Excerpted text ->
......

SummaryNew analysis from Avalere finds that over 95% of counties with exchanges operated by HealthCare.gov have free plan options for low-income consumers.
While the percentage of counties with free plans declined from 98% to 95% from 2018 to 2019, the vast majority of low-income enrollees (at 150% of the federal poverty level [FPL] or below) in Healthcare.gov states have the option to enroll in a $0 premium bronze plan.
Consumers in Healthcare.gov states also have access to free silver and gold plans as well. Highly subsidized enrollees have free silver plan options in 32% of counties (up from 18% in 2018), and free gold plan options in 25% of counties (up from 10% in 2018).
“For subsidized enrollees, the exchanges remain an attractive option,” said Chris Sloan, director at Avalere.
“As with last year, many enrollees can find free plans with comprehensive coverage.”
Figure 1: Percentage of Healthcare.gov Counties with Free Subsidized Options by Metal Level, Individual at 150% FPL, Age 50, 2019
Avalere analysis found that in 2019 there were 13,075 instances of free plans offered in counties in Healthcare.gov states for low-income consumers earning 150% of the FPL or less. With subsidies tied to premiums of silver plans, consumers may be able to significantly reduce or eliminate their monthly premium by applying the subsidy to bronze plans, which typically have lower premiums than silver or gold plans. However, importantly for consumers, bronze plans also have higher out-of-pocket costs in the form of deductibles and coinsurance.
Figure 2. Number of Available Fully Subsidized Premium Plans in Healthcare.gov States by County, Individual at 150% FPL, Age 50, 2019
“While consumers may be able to save monthly premium dollars by choosing a bronze plan, they will likely face higher costs when visiting a doctor or hospital,” said Elizabeth Carpenter, senior vice president at Avalere.
“The final days of open enrollment are a good time to remind shoppers to look not only at premiums, but also out-of-pocket costs, when picking insurance for 2019.”
To conduct the analysis, Avalere utilized the recently released 2019 Individual Market HHS Landscape Files of 2019 exchange plan premiums in 39 Healthcare.gov states and DC. Avalere then calculated the expected advance premium tax credits (APTCs) in each of the 2,721 counties in these states, by income, for a 50-year old non-smoker, using the second lowest silver plan in each region. This subsidy amount was then applied to each bronze, silver, gold, and platinum plan in counties served by Healthcare.gov to determine the number of “free” plans available to subsidized consumers of different income levels. Avalere used the most up to date Internal Revenue Service (IRS) determinations of subsidy eligibility and the 2018 Federal Poverty Level (FPL) Guidelines for all states. Additionally, Avalere used the Alaska-specific and Hawaii-specific federal poverty guidelines for the analysis of Alaska’s and Hawaii’s health plans.

......

Data extracts ->
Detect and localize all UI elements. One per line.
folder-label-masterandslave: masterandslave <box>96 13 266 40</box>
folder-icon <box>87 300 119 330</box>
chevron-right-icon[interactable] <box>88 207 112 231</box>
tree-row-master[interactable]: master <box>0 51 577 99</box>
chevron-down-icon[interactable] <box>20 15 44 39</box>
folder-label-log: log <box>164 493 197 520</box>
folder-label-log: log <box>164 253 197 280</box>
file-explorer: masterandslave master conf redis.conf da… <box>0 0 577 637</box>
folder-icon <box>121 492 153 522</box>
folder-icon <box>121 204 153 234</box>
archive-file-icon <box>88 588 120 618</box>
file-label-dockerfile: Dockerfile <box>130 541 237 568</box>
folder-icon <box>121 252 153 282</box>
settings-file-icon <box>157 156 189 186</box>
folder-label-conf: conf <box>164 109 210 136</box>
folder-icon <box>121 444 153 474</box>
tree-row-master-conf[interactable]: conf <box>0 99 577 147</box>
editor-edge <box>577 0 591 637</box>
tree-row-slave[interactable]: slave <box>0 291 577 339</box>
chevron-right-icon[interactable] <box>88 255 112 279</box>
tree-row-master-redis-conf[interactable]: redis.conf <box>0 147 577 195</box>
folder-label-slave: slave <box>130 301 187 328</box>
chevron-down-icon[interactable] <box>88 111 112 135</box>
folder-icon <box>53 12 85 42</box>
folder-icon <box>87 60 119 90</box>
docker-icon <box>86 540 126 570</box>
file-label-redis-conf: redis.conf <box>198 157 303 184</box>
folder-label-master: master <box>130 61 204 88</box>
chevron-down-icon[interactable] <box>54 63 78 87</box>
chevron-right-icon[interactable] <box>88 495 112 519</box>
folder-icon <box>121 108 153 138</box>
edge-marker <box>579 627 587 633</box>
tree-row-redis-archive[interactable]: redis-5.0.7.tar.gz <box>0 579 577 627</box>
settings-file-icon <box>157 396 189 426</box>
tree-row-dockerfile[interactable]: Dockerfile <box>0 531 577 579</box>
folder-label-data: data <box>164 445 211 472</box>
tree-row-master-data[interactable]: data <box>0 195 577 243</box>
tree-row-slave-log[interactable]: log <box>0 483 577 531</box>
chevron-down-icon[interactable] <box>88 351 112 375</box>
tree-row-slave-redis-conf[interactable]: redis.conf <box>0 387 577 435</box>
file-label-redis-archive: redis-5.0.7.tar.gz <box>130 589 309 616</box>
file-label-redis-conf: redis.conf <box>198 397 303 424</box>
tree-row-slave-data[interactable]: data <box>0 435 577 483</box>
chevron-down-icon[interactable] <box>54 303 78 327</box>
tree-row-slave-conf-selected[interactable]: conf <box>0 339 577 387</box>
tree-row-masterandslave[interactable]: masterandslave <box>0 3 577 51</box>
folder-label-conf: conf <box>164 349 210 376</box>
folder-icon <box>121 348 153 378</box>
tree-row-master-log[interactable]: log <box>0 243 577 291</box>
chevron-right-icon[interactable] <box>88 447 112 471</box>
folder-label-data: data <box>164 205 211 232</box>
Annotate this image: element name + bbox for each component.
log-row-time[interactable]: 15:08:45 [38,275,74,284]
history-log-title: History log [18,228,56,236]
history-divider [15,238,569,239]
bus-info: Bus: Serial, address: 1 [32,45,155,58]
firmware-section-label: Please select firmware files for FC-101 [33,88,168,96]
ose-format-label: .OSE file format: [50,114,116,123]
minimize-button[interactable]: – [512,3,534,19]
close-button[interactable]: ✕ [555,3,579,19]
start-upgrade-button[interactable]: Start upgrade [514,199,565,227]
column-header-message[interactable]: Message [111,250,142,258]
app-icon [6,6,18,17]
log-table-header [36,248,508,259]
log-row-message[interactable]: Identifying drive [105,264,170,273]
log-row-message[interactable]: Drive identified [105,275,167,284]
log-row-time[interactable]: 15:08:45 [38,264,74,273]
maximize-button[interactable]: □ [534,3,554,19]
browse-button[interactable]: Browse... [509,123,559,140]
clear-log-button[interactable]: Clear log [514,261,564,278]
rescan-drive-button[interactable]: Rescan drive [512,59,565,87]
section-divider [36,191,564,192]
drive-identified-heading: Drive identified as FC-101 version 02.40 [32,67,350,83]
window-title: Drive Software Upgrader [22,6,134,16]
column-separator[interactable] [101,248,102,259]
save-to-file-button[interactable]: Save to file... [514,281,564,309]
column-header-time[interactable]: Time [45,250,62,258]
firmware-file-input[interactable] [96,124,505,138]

......

Problem set ->
1. Reproduce the part of the Avalere summary that begins at the words "While the percentage" and ends after "10% in 2018).".
2. Translate this sentence from the Avalere summary into Spanish: "As with last year, many enrollees can find free plans with comprehensive coverage."
The lines play no part in this work and can be left aside.

Results of the tasks ->
1.
While the percentage of counties with free plans declined from 98% to 95% from 2018 to 2019, the vast majority of low-income enrollees (at 150% of the federal poverty level [FPL] or below) in Healthcare.gov states have the option to enroll in a $0 premium bronze plan.
Consumers in Healthcare.gov states also have access to free silver and gold plans as well. Highly subsidized enrollees have free silver plan options in 32% of counties (up from 18% in 2018), and free gold plan options in 25% of counties (up from 10% in 2018).

2. Al igual que el año pasado, muchos inscritos pueden encontrar planes gratuitos con cobertura integral.